# AIM OF THE TASK
Of the lines in the listing below, how many hold "text"? Answer with the number only.

# Stored records
((

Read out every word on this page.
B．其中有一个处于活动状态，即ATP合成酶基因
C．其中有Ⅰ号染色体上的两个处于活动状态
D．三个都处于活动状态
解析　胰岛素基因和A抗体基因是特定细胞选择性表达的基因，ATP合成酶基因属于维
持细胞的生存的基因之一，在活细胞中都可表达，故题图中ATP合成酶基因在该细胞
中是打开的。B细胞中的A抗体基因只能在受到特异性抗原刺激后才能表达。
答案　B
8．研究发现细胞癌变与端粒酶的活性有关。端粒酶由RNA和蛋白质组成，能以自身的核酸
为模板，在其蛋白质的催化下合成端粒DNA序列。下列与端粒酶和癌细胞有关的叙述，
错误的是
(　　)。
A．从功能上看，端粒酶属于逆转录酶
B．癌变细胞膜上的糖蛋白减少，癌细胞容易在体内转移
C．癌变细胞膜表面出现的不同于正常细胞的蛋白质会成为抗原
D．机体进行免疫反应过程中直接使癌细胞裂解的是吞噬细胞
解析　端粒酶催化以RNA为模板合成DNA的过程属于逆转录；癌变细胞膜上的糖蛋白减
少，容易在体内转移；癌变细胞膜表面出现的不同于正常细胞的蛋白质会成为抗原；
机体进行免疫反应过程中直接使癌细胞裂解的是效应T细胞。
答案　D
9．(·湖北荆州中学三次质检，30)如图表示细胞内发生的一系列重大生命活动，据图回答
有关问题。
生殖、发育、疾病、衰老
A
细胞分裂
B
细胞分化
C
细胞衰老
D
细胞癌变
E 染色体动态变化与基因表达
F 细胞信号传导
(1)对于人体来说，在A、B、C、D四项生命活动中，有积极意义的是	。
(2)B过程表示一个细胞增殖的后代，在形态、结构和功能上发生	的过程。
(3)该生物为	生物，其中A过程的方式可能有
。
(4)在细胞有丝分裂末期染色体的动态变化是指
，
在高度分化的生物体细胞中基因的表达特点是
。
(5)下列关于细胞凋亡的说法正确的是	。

))
((

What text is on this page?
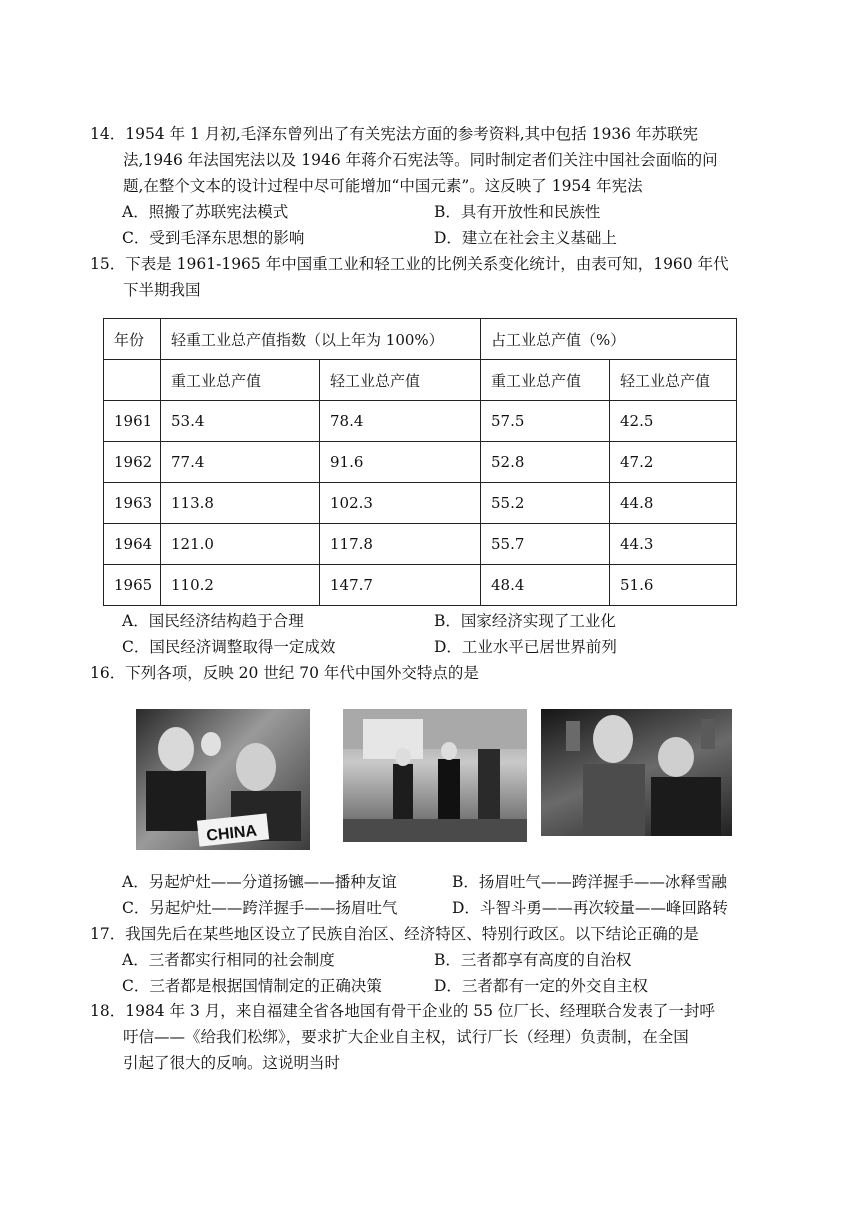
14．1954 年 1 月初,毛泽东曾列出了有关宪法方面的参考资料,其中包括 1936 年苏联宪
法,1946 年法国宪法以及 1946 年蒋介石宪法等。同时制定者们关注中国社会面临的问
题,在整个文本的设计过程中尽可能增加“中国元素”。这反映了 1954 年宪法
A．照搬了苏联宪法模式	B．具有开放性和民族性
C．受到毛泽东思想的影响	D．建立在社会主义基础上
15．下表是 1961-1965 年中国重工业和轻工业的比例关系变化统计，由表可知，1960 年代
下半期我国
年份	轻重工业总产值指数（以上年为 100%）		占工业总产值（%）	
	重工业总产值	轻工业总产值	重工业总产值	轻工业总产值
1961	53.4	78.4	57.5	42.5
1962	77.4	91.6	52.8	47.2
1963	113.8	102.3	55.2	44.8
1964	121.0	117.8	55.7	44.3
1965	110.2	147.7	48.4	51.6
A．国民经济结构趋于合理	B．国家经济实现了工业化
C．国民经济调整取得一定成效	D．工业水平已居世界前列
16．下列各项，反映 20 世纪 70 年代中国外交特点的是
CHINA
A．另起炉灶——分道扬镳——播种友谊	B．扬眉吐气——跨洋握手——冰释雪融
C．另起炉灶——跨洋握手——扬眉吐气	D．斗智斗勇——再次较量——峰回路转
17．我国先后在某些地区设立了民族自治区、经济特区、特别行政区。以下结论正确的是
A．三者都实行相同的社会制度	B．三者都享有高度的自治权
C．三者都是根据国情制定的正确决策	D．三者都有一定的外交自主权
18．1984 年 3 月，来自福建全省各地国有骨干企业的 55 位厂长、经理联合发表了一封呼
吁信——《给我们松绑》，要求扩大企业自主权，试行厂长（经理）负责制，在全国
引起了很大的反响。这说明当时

))
((

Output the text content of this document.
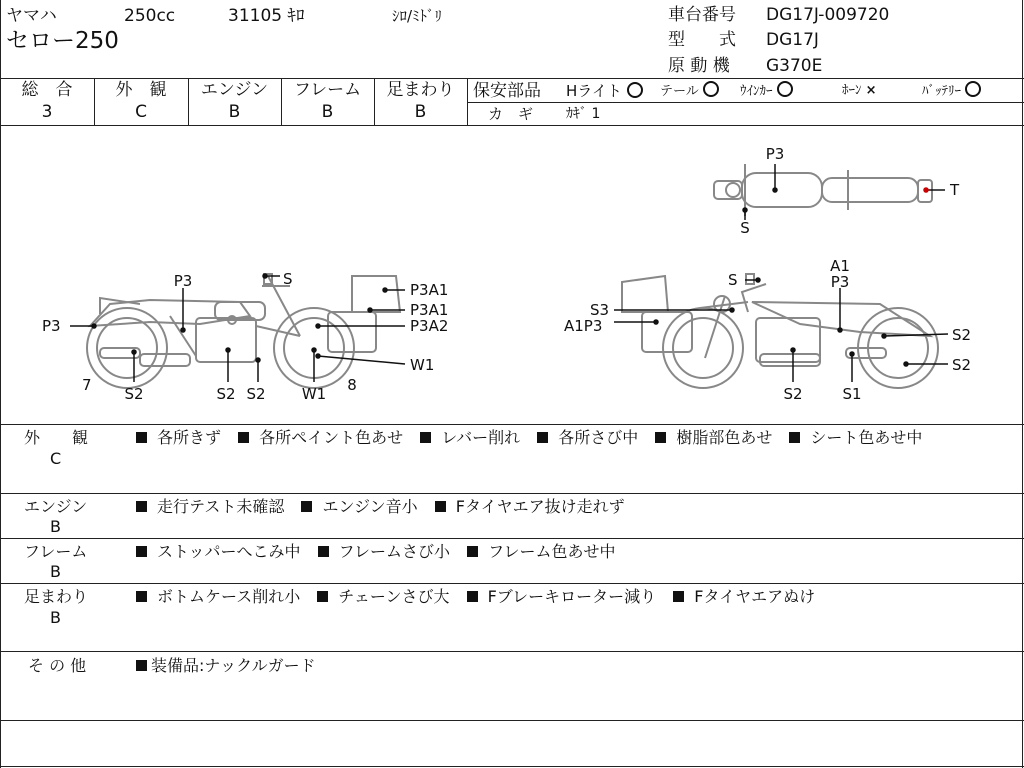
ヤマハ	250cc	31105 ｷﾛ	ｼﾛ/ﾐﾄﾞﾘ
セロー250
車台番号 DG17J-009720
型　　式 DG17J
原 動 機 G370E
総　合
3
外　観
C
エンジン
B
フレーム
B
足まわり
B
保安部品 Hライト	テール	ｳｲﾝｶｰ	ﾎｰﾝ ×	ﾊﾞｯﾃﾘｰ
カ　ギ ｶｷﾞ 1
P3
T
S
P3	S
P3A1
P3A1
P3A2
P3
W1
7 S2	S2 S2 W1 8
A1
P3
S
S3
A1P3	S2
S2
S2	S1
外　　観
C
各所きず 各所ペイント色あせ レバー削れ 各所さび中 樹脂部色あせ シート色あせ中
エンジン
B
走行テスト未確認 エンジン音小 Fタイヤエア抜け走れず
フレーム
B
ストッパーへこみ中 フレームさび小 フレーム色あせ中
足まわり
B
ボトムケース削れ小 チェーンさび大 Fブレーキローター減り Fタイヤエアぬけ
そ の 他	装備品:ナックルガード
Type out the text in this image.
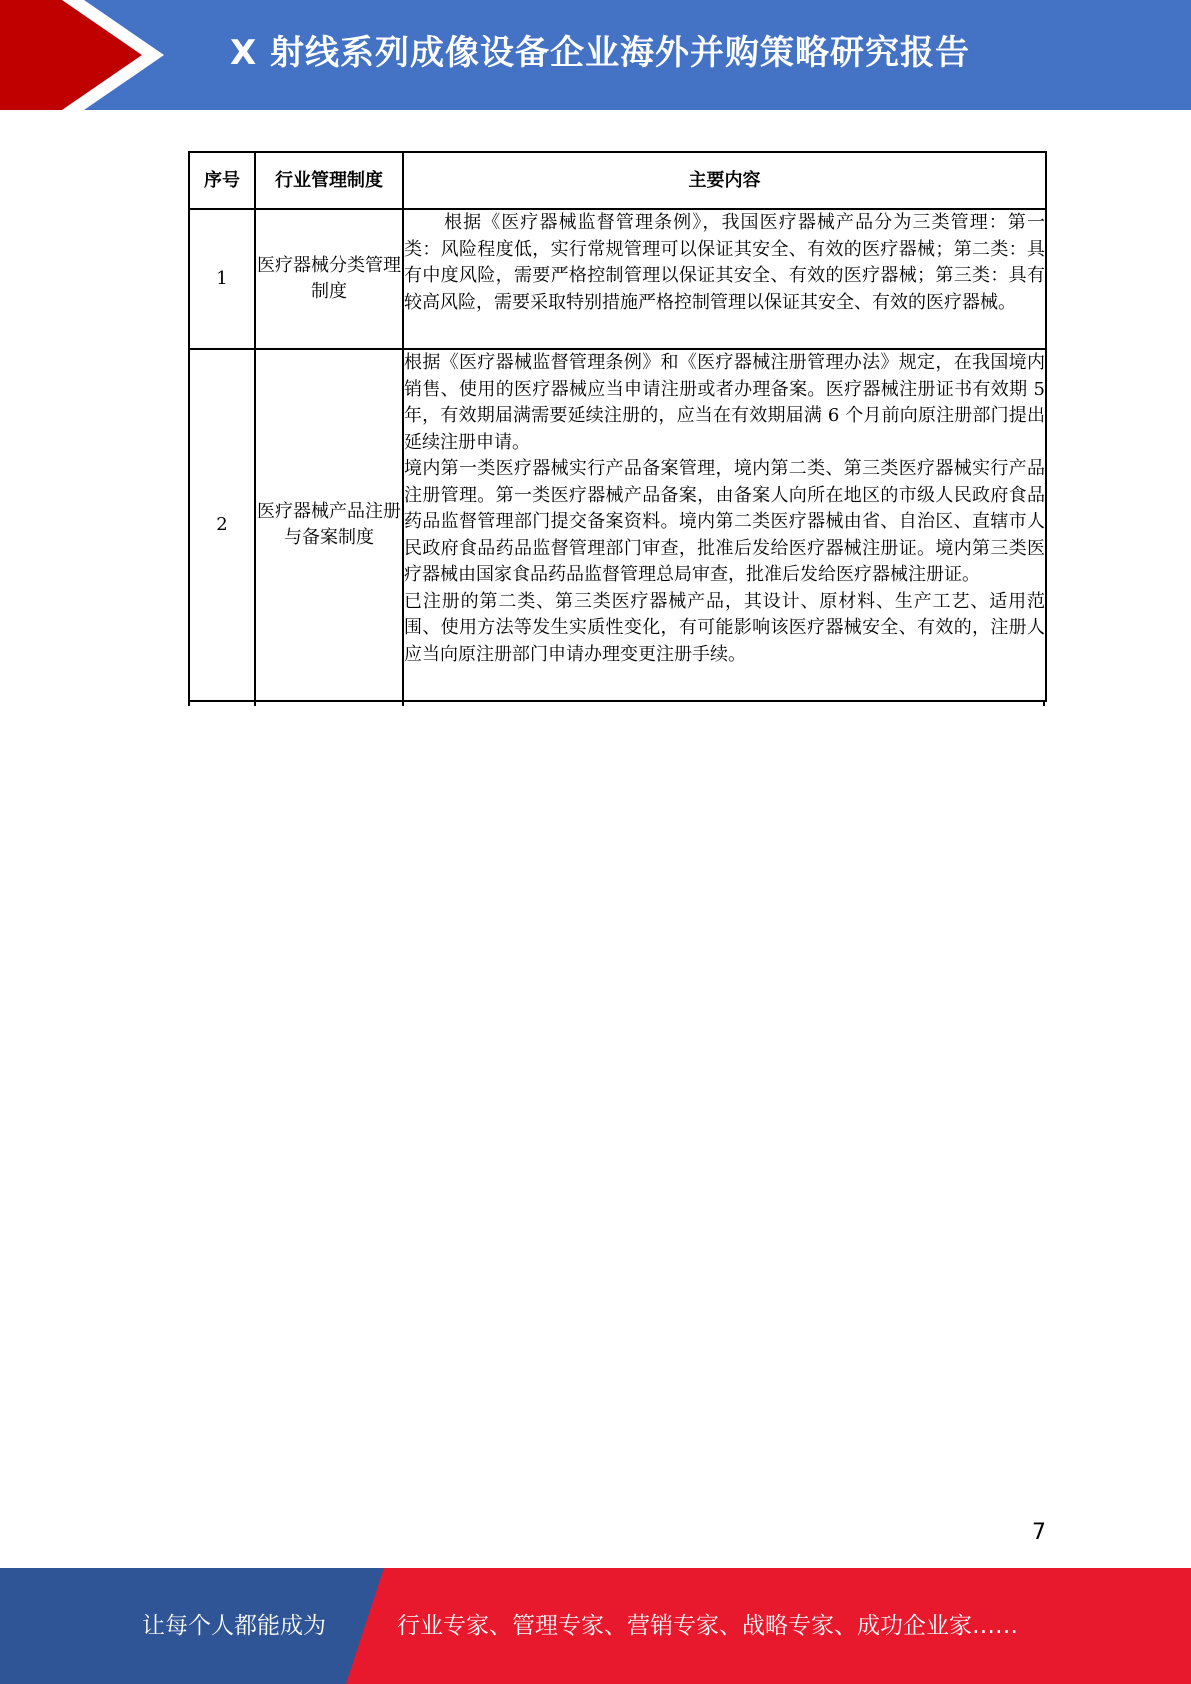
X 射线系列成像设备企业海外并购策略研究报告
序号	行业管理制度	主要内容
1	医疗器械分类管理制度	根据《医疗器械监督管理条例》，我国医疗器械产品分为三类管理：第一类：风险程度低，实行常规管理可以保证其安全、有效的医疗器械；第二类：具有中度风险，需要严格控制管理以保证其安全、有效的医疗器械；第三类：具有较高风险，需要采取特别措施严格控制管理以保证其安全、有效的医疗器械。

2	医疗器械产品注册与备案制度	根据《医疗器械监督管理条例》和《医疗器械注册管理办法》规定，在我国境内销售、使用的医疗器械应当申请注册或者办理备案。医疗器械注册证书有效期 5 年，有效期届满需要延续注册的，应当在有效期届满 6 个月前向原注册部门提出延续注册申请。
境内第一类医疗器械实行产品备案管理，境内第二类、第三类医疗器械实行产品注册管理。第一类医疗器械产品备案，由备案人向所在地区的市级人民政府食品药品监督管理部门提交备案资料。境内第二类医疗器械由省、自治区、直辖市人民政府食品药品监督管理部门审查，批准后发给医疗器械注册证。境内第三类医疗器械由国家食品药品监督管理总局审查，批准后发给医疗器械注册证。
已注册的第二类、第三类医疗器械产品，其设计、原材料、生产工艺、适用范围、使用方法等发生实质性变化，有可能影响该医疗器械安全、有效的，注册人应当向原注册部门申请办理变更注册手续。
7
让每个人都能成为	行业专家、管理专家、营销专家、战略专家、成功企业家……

))

# FINAL ANSWER
3